--- Start ---

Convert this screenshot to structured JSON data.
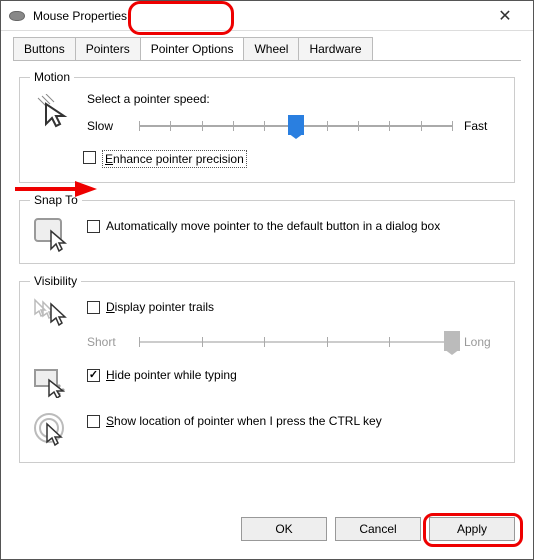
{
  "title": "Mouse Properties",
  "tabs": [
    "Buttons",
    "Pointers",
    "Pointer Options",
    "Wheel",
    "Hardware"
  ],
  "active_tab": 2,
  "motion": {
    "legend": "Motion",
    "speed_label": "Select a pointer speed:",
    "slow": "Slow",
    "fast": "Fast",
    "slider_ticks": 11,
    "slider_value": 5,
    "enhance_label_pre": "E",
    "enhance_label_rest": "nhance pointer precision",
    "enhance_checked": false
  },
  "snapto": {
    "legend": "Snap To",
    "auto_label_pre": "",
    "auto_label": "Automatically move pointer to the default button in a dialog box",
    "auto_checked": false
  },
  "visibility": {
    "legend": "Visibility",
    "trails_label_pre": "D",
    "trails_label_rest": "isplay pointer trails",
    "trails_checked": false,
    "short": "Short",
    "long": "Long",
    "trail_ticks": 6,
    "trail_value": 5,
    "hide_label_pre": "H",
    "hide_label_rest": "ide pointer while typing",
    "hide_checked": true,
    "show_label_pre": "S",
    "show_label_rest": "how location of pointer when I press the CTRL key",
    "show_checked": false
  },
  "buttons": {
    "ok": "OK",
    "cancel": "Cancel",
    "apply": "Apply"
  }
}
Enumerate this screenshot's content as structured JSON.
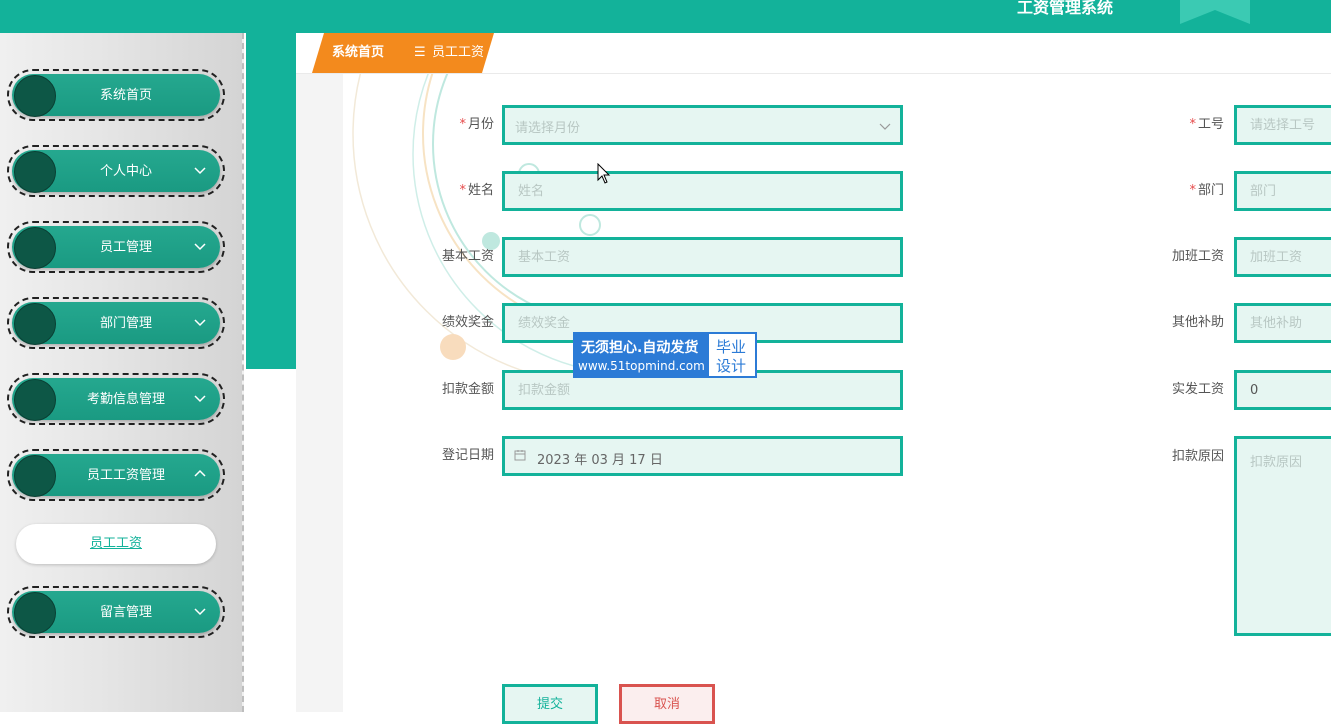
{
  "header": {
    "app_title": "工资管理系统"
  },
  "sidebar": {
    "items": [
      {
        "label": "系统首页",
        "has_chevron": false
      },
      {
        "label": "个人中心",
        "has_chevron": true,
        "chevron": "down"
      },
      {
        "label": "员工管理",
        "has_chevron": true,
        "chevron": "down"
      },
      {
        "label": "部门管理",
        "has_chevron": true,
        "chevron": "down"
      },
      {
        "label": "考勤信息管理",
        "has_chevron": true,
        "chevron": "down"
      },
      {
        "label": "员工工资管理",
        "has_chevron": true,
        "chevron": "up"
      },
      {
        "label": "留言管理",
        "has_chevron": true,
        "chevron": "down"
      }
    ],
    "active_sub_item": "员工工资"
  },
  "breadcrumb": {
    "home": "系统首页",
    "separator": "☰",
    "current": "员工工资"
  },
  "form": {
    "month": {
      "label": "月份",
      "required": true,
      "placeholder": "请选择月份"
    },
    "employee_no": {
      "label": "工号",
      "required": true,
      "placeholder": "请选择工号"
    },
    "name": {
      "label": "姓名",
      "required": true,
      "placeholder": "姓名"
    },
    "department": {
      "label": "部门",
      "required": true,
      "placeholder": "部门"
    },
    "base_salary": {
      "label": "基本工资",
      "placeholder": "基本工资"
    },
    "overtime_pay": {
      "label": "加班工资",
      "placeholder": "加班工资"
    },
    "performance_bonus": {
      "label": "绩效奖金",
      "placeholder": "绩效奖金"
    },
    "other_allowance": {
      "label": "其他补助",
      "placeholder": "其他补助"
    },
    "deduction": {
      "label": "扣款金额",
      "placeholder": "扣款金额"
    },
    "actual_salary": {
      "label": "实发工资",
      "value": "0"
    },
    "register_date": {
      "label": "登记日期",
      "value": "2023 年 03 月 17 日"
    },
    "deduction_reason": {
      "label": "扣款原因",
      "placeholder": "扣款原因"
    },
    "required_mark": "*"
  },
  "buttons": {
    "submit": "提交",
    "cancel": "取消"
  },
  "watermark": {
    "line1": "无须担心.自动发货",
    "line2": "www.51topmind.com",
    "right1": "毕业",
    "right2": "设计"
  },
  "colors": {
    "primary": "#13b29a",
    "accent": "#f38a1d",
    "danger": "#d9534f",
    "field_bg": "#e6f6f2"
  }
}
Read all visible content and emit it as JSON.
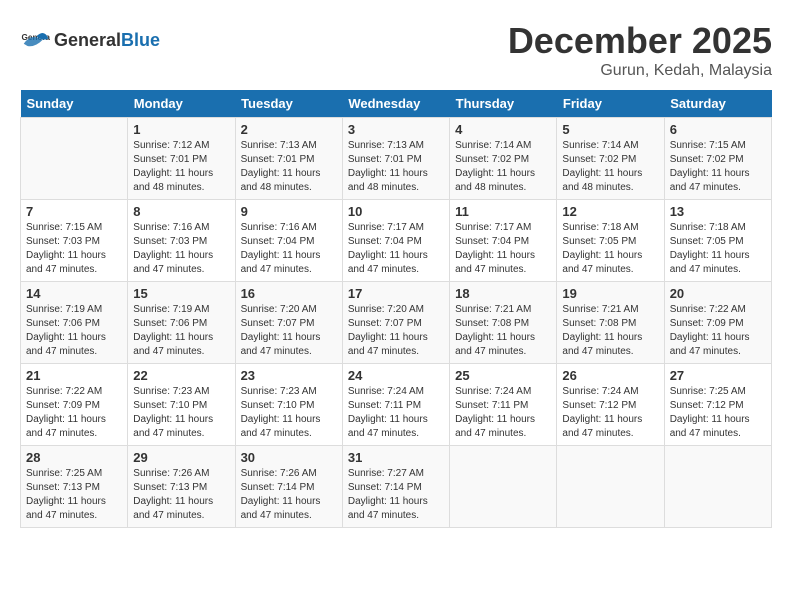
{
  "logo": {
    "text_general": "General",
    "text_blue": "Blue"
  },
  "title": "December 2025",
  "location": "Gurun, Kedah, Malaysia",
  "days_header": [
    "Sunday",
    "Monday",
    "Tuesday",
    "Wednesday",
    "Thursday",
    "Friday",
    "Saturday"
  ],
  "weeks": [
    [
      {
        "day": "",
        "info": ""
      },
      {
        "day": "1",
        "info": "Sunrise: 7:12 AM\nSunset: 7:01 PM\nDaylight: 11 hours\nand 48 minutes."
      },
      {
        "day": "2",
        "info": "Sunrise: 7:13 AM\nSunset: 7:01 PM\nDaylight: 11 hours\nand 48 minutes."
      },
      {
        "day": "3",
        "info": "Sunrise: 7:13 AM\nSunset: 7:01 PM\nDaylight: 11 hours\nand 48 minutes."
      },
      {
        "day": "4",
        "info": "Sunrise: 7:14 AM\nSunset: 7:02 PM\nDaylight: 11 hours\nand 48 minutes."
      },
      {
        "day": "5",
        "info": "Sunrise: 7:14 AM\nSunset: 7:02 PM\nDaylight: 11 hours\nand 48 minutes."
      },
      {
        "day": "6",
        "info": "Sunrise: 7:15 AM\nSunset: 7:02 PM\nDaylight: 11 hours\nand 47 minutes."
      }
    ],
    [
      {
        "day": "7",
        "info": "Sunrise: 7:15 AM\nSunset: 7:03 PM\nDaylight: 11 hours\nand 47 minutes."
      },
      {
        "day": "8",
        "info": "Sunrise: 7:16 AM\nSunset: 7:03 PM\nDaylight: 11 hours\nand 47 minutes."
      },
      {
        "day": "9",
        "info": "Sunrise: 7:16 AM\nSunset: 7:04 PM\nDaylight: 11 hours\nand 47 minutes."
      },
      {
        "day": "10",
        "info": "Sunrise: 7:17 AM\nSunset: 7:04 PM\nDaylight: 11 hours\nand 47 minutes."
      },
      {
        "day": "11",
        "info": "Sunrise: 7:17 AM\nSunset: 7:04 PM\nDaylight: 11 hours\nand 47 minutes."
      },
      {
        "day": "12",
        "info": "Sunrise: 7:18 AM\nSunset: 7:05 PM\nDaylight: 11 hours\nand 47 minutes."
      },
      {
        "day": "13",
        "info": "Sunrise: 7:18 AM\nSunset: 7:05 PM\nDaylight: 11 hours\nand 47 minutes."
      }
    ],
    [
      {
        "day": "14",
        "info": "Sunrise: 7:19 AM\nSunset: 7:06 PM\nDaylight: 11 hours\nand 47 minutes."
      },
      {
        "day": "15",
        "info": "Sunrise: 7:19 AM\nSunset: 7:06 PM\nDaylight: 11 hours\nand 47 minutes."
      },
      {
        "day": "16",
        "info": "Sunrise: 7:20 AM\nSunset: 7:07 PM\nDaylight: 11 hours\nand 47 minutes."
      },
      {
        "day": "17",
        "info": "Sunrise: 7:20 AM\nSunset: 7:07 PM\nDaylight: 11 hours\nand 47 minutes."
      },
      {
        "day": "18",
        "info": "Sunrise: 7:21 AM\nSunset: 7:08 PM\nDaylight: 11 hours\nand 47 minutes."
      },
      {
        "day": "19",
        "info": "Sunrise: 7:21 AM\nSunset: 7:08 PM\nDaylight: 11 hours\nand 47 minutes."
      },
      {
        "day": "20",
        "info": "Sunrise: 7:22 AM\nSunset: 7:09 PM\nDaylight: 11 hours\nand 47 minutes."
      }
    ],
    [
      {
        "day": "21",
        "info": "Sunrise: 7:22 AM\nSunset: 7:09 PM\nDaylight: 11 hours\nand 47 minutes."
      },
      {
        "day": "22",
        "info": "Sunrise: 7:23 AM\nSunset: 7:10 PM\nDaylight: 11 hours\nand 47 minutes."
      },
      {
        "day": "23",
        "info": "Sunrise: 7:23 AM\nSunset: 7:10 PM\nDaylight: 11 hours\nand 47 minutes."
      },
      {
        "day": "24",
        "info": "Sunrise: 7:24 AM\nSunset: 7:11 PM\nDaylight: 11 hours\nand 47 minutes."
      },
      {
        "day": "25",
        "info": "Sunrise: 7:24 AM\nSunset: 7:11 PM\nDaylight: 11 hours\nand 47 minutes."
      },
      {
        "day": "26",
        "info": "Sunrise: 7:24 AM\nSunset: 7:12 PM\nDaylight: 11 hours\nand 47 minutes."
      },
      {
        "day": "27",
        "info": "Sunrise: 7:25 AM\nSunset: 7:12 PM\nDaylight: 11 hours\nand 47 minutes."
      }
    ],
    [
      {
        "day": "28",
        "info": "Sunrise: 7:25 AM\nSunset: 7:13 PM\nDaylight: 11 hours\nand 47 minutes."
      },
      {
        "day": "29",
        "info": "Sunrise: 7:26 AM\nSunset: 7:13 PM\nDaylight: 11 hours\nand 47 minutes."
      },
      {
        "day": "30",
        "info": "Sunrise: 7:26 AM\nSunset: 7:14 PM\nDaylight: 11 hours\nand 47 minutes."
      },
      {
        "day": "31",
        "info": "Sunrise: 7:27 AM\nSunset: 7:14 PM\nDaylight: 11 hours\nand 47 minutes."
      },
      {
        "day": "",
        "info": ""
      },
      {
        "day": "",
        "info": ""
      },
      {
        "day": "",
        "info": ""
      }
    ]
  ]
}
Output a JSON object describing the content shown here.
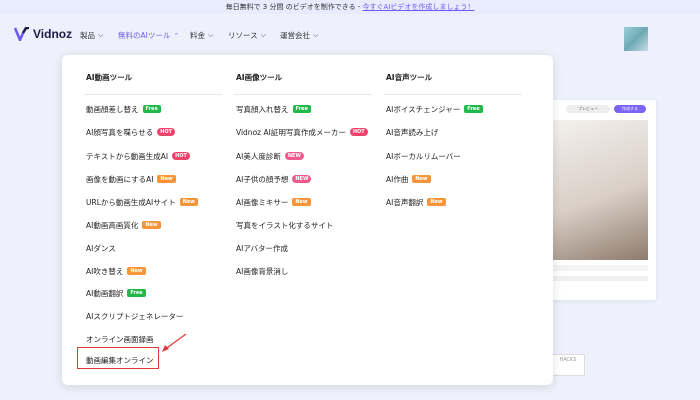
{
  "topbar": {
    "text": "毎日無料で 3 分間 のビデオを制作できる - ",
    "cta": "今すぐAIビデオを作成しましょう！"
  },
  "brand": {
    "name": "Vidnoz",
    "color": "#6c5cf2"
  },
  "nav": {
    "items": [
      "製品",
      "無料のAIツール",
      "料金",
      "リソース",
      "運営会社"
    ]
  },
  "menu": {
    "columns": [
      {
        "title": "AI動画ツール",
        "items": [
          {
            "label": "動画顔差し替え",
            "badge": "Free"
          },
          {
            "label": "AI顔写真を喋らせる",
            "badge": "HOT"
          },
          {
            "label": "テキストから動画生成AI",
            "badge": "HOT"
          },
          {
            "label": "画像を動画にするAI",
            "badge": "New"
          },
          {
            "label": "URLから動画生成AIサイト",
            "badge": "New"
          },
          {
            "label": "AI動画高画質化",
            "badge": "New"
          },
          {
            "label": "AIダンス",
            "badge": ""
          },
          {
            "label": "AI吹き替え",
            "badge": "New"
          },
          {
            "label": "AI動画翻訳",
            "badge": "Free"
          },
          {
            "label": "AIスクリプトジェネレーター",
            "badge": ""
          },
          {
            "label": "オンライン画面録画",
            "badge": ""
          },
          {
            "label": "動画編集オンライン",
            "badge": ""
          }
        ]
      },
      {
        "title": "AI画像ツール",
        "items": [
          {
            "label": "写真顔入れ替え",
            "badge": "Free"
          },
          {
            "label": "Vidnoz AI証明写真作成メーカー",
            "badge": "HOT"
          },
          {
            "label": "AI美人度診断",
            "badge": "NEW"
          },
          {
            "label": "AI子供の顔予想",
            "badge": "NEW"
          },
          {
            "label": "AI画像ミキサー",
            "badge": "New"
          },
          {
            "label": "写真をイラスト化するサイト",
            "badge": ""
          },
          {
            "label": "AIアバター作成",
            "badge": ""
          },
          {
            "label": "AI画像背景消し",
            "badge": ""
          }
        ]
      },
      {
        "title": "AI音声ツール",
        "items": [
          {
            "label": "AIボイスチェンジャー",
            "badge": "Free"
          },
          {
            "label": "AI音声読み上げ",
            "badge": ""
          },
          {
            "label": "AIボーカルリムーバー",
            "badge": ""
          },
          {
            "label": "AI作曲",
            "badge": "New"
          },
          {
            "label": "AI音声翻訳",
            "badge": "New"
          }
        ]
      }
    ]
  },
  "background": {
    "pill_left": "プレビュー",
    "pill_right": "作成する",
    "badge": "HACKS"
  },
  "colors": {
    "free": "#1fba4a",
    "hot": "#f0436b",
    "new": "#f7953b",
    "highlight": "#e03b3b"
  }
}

--- End ---

### Do this
Work out the number of lines in this listing that include the word "content". Reply with that number only.

### Solution for this task
3